Records about charts and figures:
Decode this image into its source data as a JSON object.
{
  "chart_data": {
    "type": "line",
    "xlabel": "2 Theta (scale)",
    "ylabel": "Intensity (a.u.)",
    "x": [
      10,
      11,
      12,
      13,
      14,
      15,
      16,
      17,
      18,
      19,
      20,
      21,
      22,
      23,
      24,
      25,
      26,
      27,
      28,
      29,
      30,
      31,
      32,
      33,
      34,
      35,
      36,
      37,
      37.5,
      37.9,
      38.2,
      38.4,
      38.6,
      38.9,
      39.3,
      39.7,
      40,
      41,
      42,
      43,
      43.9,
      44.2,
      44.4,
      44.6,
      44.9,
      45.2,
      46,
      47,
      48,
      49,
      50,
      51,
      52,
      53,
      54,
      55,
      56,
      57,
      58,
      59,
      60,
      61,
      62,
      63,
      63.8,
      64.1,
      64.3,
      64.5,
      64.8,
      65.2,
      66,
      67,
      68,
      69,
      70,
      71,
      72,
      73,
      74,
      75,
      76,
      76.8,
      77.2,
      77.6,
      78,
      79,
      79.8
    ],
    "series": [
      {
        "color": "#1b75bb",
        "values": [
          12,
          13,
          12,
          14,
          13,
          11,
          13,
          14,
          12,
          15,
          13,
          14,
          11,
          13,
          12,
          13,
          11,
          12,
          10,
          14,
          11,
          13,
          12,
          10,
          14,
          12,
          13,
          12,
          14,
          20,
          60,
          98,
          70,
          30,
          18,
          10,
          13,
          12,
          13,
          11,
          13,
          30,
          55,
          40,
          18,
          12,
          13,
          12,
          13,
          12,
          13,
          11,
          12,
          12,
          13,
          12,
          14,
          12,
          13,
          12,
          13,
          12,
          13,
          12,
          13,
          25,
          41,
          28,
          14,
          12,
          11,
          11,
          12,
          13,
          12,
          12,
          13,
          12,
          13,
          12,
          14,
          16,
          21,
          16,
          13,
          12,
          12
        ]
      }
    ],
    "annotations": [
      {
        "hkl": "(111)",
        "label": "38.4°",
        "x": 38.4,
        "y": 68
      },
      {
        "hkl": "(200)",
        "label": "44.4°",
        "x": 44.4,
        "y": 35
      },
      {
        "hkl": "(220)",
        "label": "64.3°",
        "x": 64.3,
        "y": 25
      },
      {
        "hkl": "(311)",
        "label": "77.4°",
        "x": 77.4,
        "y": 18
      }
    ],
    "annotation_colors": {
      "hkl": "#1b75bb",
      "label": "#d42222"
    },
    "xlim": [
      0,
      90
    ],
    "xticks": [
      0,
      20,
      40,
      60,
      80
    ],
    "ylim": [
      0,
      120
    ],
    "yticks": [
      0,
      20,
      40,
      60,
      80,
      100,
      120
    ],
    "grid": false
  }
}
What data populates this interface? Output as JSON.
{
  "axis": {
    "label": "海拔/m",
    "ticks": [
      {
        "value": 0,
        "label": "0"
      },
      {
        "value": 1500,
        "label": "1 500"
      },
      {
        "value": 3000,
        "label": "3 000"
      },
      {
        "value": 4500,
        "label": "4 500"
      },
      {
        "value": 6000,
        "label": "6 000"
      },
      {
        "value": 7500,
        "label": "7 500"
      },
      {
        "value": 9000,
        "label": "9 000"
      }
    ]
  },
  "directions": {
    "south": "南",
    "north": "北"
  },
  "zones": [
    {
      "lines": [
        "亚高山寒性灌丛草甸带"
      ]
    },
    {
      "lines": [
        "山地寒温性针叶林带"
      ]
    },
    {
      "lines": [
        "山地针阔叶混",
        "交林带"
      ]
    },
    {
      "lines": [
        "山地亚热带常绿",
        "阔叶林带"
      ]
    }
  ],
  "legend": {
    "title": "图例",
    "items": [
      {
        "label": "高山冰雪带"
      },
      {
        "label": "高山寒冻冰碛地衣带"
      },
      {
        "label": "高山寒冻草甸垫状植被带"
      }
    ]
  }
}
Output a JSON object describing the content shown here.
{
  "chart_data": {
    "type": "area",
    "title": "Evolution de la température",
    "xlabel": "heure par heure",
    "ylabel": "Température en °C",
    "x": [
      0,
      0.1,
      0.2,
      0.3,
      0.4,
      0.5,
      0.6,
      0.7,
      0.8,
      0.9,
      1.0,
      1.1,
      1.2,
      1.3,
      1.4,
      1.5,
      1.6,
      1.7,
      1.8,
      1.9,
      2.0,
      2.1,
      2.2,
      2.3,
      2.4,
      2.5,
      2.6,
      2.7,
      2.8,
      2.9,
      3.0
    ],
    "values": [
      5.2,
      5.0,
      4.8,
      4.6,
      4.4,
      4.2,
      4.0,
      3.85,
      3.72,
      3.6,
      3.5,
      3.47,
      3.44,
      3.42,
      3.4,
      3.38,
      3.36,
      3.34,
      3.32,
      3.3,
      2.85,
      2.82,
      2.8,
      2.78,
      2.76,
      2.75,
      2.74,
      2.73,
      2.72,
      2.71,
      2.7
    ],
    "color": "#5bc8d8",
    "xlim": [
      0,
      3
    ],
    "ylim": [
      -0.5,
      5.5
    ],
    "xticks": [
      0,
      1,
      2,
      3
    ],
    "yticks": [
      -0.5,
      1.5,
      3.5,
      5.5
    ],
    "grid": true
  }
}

Task to carry out: Tally up the lines in the records that contain the word "object" and give only the total.

Correct answer: 2